----- EXCERPTED RECORDS -----

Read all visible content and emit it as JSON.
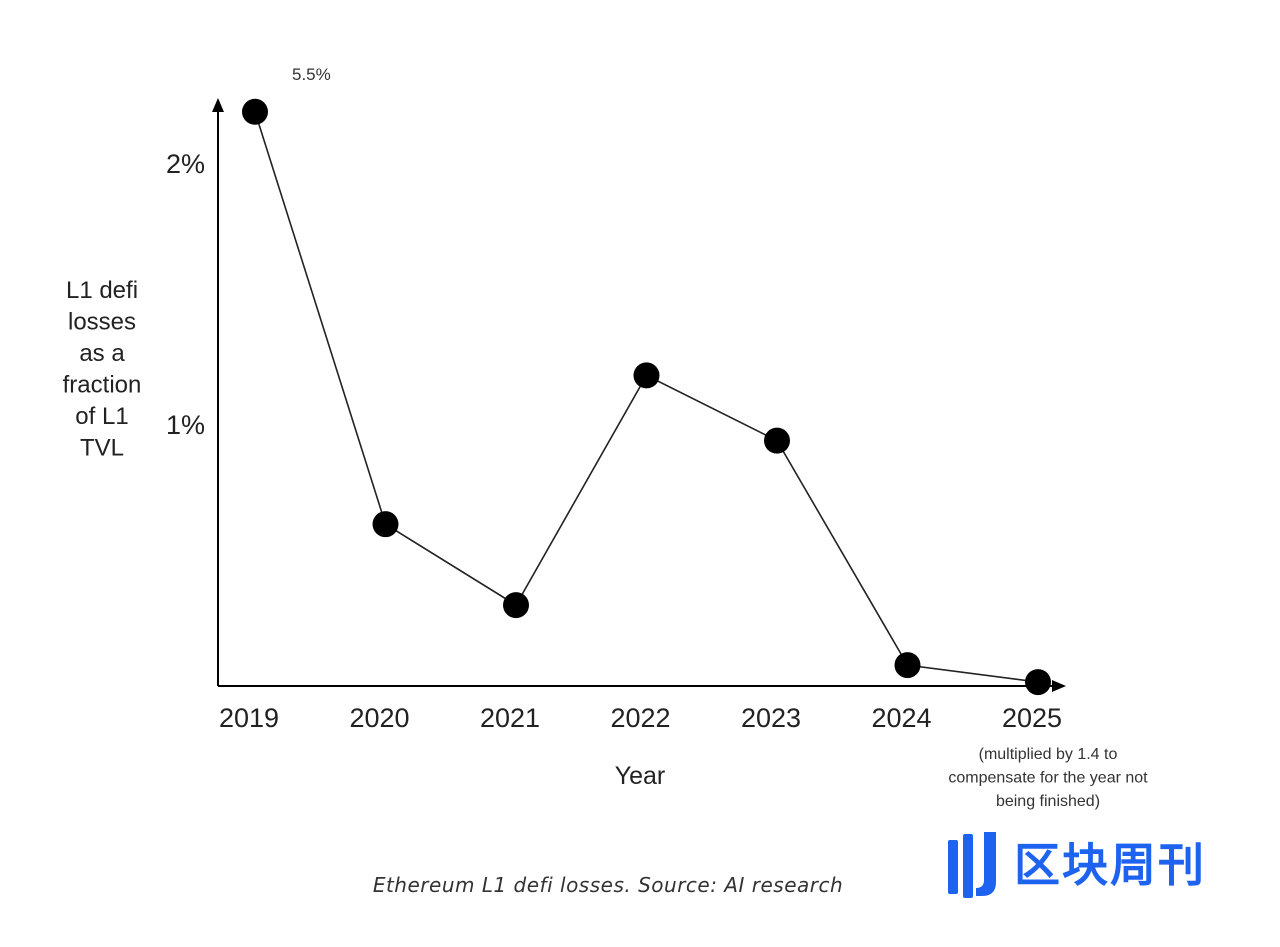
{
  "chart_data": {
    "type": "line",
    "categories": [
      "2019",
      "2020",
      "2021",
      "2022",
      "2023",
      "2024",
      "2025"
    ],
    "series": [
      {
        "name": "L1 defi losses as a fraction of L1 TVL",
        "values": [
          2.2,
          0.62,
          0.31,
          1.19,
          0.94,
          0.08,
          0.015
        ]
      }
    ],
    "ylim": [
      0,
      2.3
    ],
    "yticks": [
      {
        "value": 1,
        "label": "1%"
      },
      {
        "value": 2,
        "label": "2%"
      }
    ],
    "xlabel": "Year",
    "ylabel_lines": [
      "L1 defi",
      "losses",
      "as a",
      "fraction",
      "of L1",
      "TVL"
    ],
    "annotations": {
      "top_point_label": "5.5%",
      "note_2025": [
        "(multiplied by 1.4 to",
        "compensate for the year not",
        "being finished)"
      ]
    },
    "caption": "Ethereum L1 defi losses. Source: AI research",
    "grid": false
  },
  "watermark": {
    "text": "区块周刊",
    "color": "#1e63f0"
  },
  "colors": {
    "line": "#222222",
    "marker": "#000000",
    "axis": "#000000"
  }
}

-----

DESCRIPTION OF THE TASK — Find the lines that include the string "defi", then copy each of them.

REPLY —
        "name": "L1 defi losses as a fraction of L1 TVL",
      "L1 defi",
    "caption": "Ethereum L1 defi losses. Source: AI research",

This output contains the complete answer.